== GIVEN EXERCISE ==
Find the string "index" in the listing and report every line that has it.

==== DATASET ENTRIES

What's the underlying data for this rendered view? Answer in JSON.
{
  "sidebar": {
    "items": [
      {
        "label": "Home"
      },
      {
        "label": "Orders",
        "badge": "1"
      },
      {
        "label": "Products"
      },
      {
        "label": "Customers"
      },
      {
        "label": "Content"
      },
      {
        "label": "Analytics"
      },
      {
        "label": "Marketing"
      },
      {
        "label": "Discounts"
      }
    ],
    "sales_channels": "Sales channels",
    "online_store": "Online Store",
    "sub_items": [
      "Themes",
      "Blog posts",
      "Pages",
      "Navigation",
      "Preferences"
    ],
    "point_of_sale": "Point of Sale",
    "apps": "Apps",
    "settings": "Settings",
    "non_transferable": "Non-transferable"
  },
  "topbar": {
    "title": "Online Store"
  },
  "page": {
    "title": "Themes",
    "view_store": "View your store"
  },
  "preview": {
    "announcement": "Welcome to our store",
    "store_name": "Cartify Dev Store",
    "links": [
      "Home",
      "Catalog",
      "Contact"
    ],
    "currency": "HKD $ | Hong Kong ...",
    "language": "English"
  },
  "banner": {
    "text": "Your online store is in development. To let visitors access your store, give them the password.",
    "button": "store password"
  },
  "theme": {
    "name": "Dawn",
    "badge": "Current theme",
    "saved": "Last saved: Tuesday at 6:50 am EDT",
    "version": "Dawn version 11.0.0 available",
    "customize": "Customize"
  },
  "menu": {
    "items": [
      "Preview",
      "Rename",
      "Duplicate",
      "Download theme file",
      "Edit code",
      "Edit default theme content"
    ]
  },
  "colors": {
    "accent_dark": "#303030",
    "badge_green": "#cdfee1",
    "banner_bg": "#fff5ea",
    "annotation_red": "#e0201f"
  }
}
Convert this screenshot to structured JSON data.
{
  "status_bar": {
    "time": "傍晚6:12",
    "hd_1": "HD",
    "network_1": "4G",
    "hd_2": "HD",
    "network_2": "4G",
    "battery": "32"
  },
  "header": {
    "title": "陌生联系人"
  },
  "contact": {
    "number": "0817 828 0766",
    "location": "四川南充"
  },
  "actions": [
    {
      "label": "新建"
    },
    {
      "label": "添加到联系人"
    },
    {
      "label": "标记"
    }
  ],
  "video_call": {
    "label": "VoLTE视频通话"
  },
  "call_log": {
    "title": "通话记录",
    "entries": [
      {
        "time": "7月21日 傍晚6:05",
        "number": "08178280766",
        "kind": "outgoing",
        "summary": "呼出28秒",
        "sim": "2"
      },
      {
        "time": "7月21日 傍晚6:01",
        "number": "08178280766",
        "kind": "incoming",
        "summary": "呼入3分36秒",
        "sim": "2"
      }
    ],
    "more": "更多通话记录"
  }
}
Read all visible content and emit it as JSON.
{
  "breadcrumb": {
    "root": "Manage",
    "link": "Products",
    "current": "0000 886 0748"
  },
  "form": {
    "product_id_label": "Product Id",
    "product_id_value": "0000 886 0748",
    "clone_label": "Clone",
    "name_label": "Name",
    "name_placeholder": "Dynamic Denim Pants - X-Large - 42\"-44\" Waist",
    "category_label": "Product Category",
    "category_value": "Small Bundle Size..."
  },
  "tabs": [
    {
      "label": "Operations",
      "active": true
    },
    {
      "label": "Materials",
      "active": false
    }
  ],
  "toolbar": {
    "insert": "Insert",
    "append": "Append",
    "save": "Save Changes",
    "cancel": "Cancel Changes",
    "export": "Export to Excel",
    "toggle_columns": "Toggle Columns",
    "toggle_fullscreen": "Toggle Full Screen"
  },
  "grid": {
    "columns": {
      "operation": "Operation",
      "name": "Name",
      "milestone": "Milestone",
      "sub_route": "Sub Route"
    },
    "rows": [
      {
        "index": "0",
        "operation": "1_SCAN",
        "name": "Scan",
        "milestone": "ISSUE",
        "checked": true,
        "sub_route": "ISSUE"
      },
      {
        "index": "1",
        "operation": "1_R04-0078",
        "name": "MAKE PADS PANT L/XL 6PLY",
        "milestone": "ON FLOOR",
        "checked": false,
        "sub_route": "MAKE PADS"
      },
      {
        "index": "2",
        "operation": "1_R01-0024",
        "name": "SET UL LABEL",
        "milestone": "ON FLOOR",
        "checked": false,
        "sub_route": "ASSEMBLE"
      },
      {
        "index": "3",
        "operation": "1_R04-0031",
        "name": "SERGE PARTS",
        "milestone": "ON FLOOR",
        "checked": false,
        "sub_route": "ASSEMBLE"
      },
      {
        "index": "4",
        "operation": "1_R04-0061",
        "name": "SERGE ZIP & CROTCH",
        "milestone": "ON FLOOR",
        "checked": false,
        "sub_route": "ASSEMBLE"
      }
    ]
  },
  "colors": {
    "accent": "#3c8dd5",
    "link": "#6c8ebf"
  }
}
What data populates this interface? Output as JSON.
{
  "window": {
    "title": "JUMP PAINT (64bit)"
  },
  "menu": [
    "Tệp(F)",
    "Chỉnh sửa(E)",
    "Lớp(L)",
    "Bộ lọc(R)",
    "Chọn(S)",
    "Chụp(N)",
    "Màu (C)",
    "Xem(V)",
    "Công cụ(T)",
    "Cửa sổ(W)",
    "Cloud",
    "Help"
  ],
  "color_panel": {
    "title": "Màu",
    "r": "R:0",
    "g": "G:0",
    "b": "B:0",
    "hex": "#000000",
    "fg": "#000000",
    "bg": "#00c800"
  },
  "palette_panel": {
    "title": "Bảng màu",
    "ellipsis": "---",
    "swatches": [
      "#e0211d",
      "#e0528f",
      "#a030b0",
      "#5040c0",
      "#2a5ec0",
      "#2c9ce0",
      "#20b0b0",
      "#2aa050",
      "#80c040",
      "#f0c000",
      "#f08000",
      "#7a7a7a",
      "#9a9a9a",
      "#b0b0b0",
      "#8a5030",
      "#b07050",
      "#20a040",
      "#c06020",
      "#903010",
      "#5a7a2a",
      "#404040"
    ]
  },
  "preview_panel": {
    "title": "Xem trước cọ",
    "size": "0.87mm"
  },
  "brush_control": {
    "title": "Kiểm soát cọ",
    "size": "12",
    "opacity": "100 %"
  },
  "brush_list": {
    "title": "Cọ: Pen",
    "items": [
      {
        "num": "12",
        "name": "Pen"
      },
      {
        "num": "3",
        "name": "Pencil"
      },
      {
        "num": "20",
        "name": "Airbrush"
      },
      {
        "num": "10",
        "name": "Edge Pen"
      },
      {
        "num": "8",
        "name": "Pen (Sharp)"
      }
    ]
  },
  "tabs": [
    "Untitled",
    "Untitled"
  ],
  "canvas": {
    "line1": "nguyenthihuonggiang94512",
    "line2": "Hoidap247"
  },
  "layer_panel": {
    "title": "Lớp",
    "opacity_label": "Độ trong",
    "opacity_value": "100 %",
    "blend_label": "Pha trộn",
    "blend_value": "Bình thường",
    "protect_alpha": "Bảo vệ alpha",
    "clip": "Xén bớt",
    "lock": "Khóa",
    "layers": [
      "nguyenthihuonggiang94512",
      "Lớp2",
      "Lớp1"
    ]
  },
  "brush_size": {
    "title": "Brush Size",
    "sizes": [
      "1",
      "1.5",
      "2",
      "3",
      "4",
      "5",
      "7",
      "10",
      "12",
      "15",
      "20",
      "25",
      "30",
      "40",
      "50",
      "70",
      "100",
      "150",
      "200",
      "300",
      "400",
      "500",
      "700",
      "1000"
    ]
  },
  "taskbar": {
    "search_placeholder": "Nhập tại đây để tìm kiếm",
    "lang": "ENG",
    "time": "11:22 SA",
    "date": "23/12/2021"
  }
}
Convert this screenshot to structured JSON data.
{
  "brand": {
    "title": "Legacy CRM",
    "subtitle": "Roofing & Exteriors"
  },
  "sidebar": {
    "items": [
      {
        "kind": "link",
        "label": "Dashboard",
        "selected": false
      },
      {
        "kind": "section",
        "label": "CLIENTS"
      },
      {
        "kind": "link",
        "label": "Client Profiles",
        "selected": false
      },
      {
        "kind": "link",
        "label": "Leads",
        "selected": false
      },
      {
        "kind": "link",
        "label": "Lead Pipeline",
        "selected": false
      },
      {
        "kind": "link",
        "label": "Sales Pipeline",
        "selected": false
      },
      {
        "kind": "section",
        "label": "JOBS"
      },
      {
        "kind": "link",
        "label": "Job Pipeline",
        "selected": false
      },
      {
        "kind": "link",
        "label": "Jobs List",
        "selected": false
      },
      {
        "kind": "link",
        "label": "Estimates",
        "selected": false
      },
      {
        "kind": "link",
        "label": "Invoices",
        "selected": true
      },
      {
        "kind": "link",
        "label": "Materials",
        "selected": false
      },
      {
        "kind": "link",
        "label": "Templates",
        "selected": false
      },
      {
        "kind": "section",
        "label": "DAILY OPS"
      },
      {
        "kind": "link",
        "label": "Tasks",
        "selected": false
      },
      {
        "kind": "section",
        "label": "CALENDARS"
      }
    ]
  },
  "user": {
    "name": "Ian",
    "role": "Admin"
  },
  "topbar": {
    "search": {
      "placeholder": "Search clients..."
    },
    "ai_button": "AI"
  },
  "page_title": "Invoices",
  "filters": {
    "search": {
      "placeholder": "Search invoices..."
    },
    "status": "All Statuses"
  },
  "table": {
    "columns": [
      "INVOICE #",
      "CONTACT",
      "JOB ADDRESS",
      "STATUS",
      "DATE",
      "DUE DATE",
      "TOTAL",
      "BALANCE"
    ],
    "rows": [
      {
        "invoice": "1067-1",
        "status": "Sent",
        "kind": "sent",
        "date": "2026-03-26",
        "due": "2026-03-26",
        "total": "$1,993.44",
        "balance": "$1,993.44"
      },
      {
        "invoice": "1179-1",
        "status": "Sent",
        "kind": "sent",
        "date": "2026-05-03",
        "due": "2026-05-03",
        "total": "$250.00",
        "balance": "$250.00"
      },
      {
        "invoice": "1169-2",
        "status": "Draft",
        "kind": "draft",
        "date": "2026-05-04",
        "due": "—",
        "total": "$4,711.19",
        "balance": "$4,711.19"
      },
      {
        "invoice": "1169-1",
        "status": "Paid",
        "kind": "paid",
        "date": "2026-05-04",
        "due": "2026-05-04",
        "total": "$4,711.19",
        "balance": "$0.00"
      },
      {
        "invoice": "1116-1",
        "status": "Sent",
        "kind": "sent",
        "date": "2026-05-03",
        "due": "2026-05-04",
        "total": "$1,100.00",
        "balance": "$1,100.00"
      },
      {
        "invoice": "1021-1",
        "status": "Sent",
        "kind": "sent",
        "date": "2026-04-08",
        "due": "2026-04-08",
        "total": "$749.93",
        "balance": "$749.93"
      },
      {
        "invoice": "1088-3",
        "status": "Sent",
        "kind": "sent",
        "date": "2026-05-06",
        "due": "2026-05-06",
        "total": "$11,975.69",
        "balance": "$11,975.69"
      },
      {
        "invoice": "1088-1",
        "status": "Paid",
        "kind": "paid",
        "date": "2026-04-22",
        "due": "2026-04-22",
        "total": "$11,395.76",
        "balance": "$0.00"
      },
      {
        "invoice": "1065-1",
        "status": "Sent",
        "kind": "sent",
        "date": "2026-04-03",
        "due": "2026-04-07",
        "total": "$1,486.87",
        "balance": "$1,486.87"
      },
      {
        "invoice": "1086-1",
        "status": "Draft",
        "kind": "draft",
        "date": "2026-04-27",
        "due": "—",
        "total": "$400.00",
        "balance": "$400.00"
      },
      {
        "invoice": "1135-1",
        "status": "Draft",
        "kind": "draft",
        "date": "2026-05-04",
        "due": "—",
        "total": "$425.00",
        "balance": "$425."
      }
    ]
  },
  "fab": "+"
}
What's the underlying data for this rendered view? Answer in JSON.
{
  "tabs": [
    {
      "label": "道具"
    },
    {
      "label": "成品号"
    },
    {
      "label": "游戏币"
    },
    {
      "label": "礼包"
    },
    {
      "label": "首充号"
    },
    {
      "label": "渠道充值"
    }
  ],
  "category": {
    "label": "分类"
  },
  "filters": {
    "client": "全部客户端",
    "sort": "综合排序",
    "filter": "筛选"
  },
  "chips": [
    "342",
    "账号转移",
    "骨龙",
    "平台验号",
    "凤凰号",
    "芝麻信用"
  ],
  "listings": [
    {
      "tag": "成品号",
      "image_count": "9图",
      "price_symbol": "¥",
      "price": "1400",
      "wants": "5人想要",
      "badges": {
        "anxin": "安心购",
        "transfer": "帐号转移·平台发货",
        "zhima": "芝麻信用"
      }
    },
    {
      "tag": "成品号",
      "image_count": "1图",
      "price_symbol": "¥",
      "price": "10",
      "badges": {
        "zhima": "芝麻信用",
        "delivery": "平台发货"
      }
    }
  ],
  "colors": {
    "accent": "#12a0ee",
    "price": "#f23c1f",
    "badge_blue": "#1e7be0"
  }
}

========

== SOLUTION TO THIS PROBLEM ==
        "index": "0",
        "index": "1",
        "index": "2",
        "index": "3",
        "index": "4",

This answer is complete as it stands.